# Aim of the task
Reproduce the data that follows in its entirety, character for character.

# Dataset excerpts
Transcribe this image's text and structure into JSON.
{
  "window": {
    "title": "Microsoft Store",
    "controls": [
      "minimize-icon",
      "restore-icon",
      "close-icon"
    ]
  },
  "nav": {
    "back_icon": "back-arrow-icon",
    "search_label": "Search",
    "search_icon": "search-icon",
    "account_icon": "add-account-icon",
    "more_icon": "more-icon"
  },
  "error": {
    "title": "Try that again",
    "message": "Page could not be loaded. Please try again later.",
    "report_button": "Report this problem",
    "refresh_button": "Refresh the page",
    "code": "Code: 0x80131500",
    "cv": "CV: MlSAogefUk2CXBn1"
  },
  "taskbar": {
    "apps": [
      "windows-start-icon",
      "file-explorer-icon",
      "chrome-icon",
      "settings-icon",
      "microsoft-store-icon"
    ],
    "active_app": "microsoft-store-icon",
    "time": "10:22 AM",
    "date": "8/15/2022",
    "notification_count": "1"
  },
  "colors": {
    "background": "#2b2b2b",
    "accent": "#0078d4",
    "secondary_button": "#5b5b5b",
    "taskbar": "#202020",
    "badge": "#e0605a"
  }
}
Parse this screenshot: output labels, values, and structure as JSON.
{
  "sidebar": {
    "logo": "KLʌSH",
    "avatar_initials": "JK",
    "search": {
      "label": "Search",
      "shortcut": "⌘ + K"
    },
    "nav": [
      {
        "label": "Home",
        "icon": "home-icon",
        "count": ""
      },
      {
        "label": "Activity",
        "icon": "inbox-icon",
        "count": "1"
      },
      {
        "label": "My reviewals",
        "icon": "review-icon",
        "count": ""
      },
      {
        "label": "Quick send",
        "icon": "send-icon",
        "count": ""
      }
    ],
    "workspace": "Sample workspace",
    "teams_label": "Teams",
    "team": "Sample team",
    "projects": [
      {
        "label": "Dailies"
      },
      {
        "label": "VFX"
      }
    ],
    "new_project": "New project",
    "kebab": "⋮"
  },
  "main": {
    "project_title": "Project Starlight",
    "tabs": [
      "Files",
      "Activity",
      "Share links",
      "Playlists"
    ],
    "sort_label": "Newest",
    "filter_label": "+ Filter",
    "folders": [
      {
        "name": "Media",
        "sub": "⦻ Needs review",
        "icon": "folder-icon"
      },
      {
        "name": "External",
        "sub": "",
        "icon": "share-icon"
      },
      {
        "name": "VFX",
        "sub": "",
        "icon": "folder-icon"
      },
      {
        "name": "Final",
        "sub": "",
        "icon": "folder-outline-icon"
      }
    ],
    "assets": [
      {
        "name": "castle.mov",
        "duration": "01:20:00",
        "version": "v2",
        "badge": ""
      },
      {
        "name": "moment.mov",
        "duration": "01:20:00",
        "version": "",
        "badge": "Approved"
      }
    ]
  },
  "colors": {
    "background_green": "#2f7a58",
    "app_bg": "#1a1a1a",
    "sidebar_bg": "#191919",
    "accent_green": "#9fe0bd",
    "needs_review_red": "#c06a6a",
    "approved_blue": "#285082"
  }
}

# Written solution
Transcribe this image's text and structure into JSON.
{
  "window": {
    "title": "Microsoft Store",
    "controls": [
      "minimize-icon",
      "restore-icon",
      "close-icon"
    ]
  },
  "nav": {
    "back_icon": "back-arrow-icon",
    "search_label": "Search",
    "search_icon": "search-icon",
    "account_icon": "add-account-icon",
    "more_icon": "more-icon"
  },
  "error": {
    "title": "Try that again",
    "message": "Page could not be loaded. Please try again later.",
    "report_button": "Report this problem",
    "refresh_button": "Refresh the page",
    "code": "Code: 0x80131500",
    "cv": "CV: MlSAogefUk2CXBn1"
  },
  "taskbar": {
    "apps": [
      "windows-start-icon",
      "file-explorer-icon",
      "chrome-icon",
      "settings-icon",
      "microsoft-store-icon"
    ],
    "active_app": "microsoft-store-icon",
    "time": "10:22 AM",
    "date": "8/15/2022",
    "notification_count": "1"
  },
  "colors": {
    "background": "#2b2b2b",
    "accent": "#0078d4",
    "secondary_button": "#5b5b5b",
    "taskbar": "#202020",
    "badge": "#e0605a"
  }
}
Parse this screenshot: output labels, values, and structure as JSON.
{
  "sidebar": {
    "logo": "KLʌSH",
    "avatar_initials": "JK",
    "search": {
      "label": "Search",
      "shortcut": "⌘ + K"
    },
    "nav": [
      {
        "label": "Home",
        "icon": "home-icon",
        "count": ""
      },
      {
        "label": "Activity",
        "icon": "inbox-icon",
        "count": "1"
      },
      {
        "label": "My reviewals",
        "icon": "review-icon",
        "count": ""
      },
      {
        "label": "Quick send",
        "icon": "send-icon",
        "count": ""
      }
    ],
    "workspace": "Sample workspace",
    "teams_label": "Teams",
    "team": "Sample team",
    "projects": [
      {
        "label": "Dailies"
      },
      {
        "label": "VFX"
      }
    ],
    "new_project": "New project",
    "kebab": "⋮"
  },
  "main": {
    "project_title": "Project Starlight",
    "tabs": [
      "Files",
      "Activity",
      "Share links",
      "Playlists"
    ],
    "sort_label": "Newest",
    "filter_label": "+ Filter",
    "folders": [
      {
        "name": "Media",
        "sub": "⦻ Needs review",
        "icon": "folder-icon"
      },
      {
        "name": "External",
        "sub": "",
        "icon": "share-icon"
      },
      {
        "name": "VFX",
        "sub": "",
        "icon": "folder-icon"
      },
      {
        "name": "Final",
        "sub": "",
        "icon": "folder-outline-icon"
      }
    ],
    "assets": [
      {
        "name": "castle.mov",
        "duration": "01:20:00",
        "version": "v2",
        "badge": ""
      },
      {
        "name": "moment.mov",
        "duration": "01:20:00",
        "version": "",
        "badge": "Approved"
      }
    ]
  },
  "colors": {
    "background_green": "#2f7a58",
    "app_bg": "#1a1a1a",
    "sidebar_bg": "#191919",
    "accent_green": "#9fe0bd",
    "needs_review_red": "#c06a6a",
    "approved_blue": "#285082"
  }
}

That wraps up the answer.